**TASK INPUTS**

○ ○ ○ ○

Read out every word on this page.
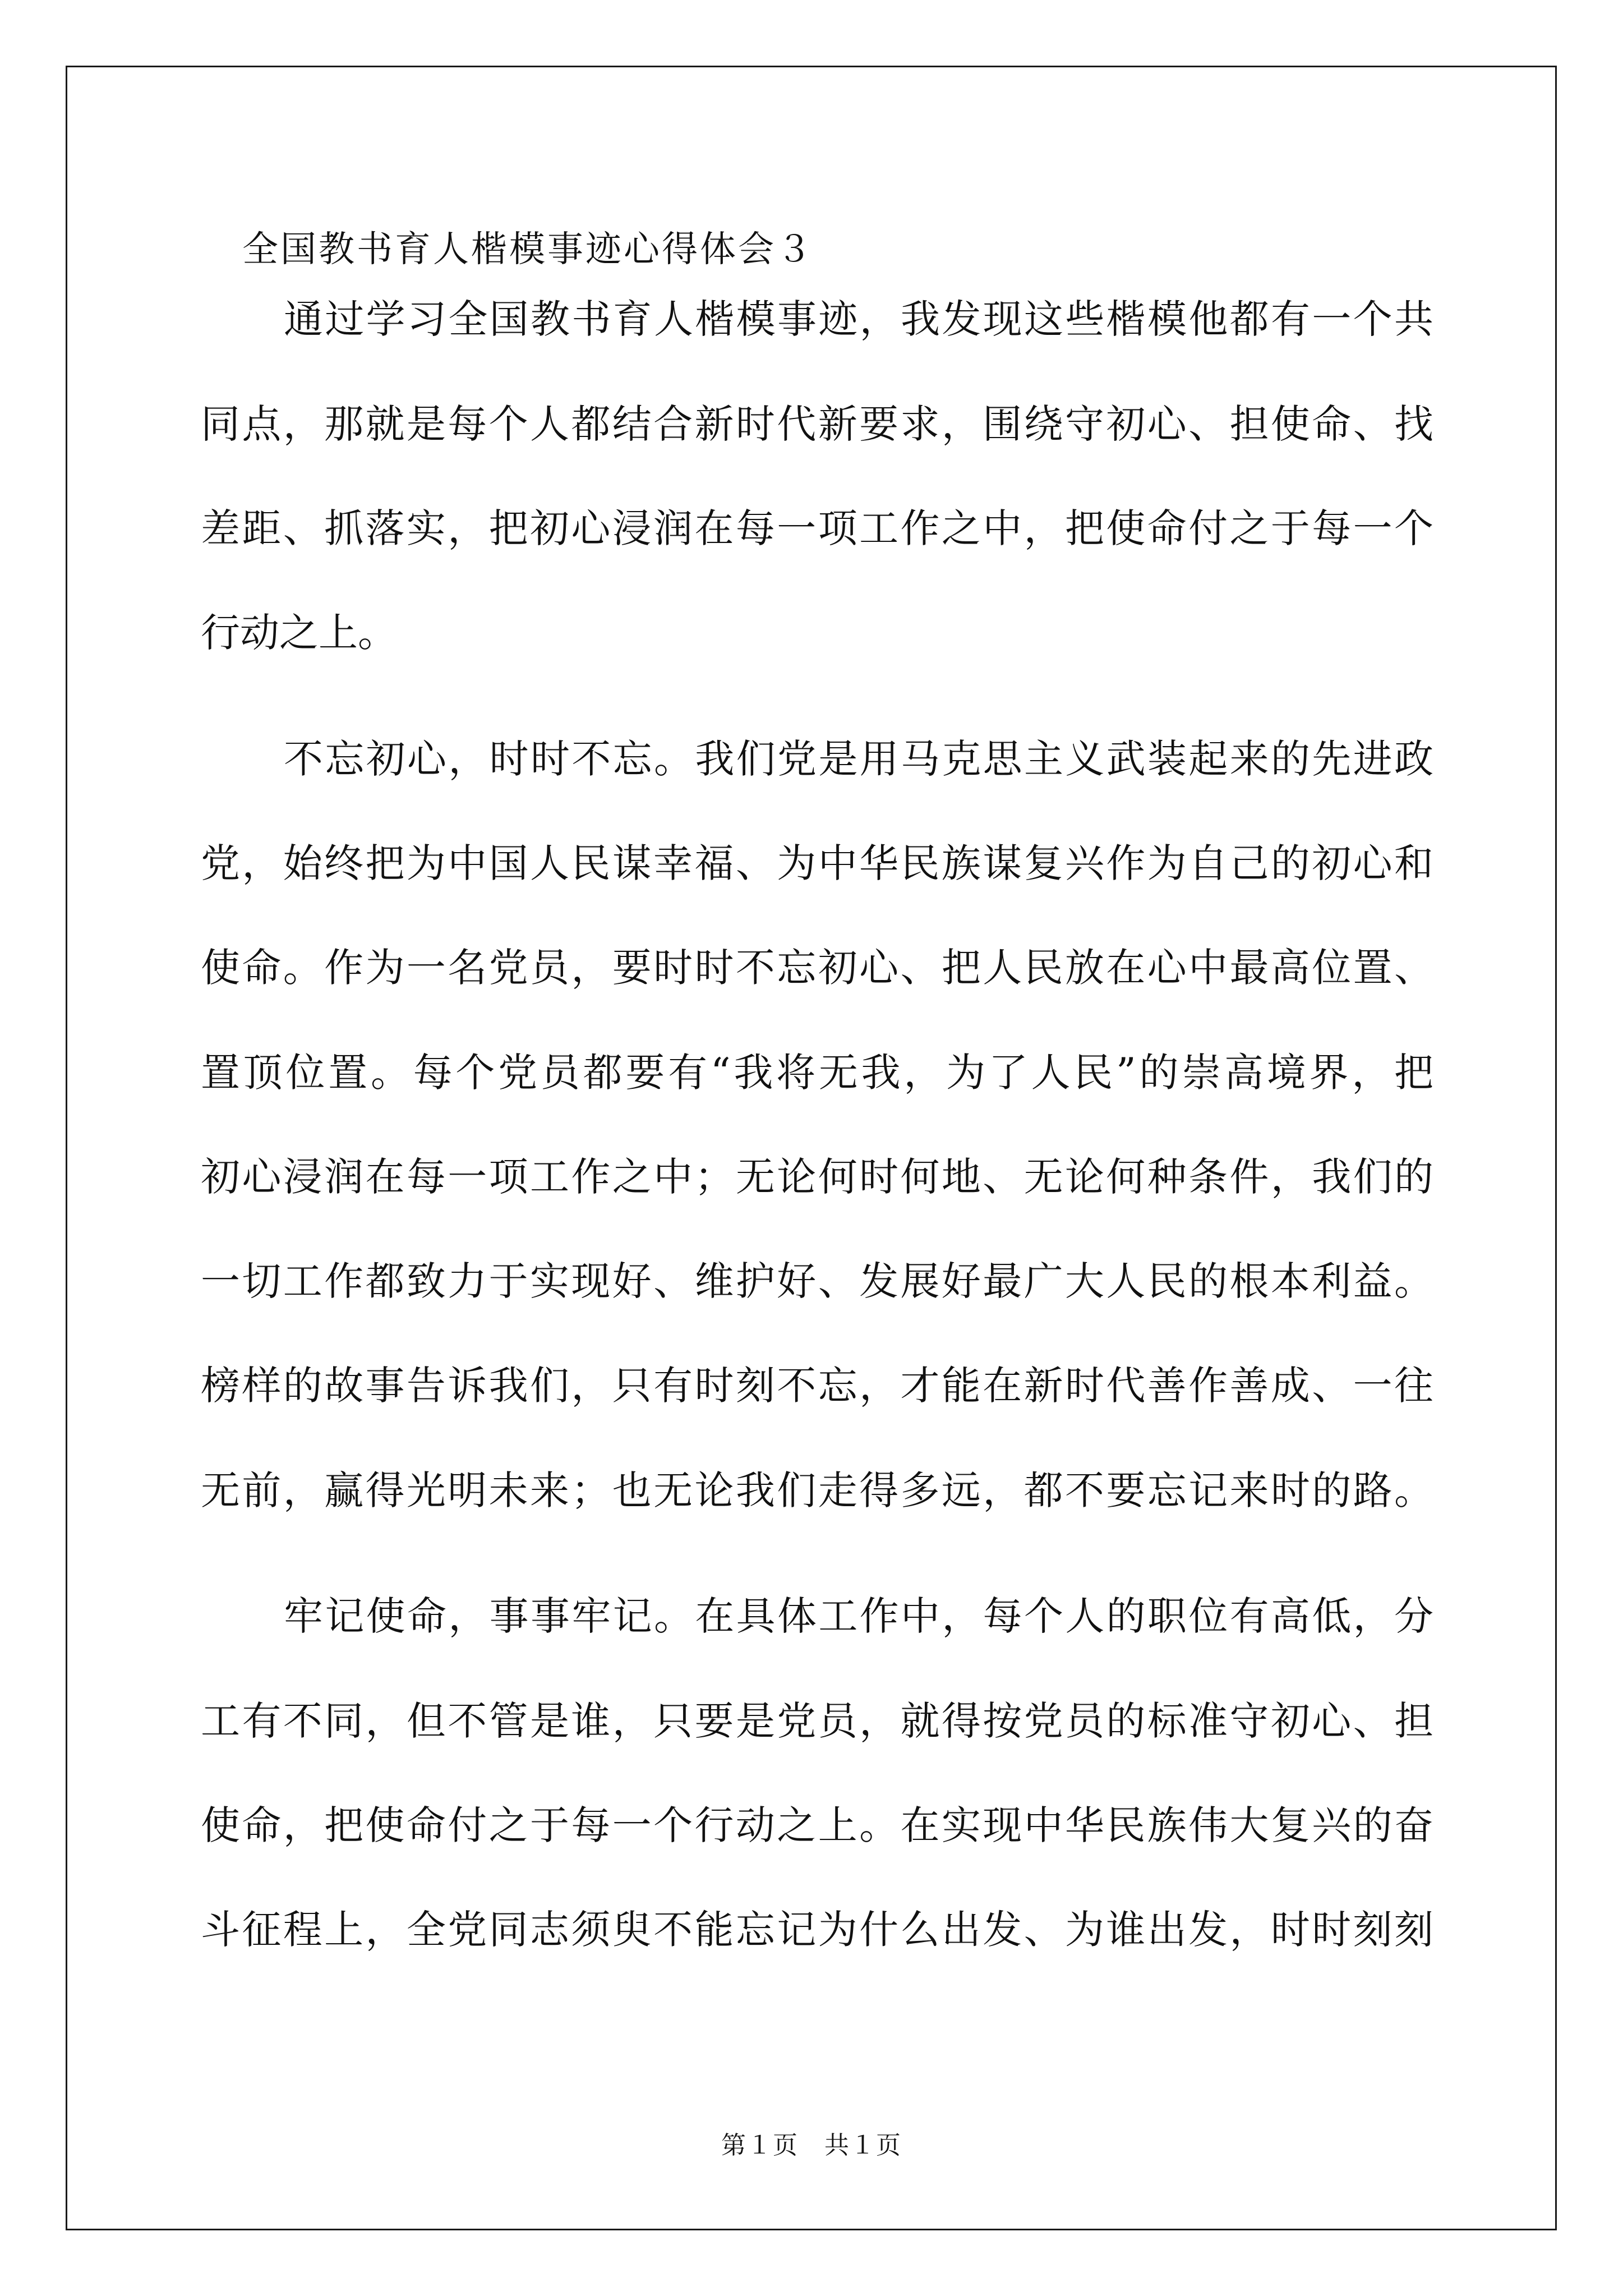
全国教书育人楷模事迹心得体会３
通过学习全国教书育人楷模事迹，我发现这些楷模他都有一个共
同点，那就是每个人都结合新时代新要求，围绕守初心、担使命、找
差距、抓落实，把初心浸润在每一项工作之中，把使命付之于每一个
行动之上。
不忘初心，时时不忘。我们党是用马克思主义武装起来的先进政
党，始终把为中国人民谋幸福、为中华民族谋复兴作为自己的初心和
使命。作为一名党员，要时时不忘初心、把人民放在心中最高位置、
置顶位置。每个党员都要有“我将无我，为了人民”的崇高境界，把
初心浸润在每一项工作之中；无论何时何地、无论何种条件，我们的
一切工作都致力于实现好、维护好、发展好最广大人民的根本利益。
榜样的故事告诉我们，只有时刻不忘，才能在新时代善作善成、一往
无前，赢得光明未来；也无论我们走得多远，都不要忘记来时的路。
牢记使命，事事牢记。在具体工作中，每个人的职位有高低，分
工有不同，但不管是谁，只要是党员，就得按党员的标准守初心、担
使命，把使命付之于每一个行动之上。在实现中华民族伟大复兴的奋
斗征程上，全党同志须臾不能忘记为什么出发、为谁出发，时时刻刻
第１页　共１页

○ ○ ○ ○

**PROBLEM TO SOLVE**
Restate the data above exactly, stripping out each image.

**FINAL ANSWER**
Read out every word on this page.
全国教书育人楷模事迹心得体会３
通过学习全国教书育人楷模事迹，我发现这些楷模他都有一个共
同点，那就是每个人都结合新时代新要求，围绕守初心、担使命、找
差距、抓落实，把初心浸润在每一项工作之中，把使命付之于每一个
行动之上。
不忘初心，时时不忘。我们党是用马克思主义武装起来的先进政
党，始终把为中国人民谋幸福、为中华民族谋复兴作为自己的初心和
使命。作为一名党员，要时时不忘初心、把人民放在心中最高位置、
置顶位置。每个党员都要有“我将无我，为了人民”的崇高境界，把
初心浸润在每一项工作之中；无论何时何地、无论何种条件，我们的
一切工作都致力于实现好、维护好、发展好最广大人民的根本利益。
榜样的故事告诉我们，只有时刻不忘，才能在新时代善作善成、一往
无前，赢得光明未来；也无论我们走得多远，都不要忘记来时的路。
牢记使命，事事牢记。在具体工作中，每个人的职位有高低，分
工有不同，但不管是谁，只要是党员，就得按党员的标准守初心、担
使命，把使命付之于每一个行动之上。在实现中华民族伟大复兴的奋
斗征程上，全党同志须臾不能忘记为什么出发、为谁出发，时时刻刻
第１页　共１页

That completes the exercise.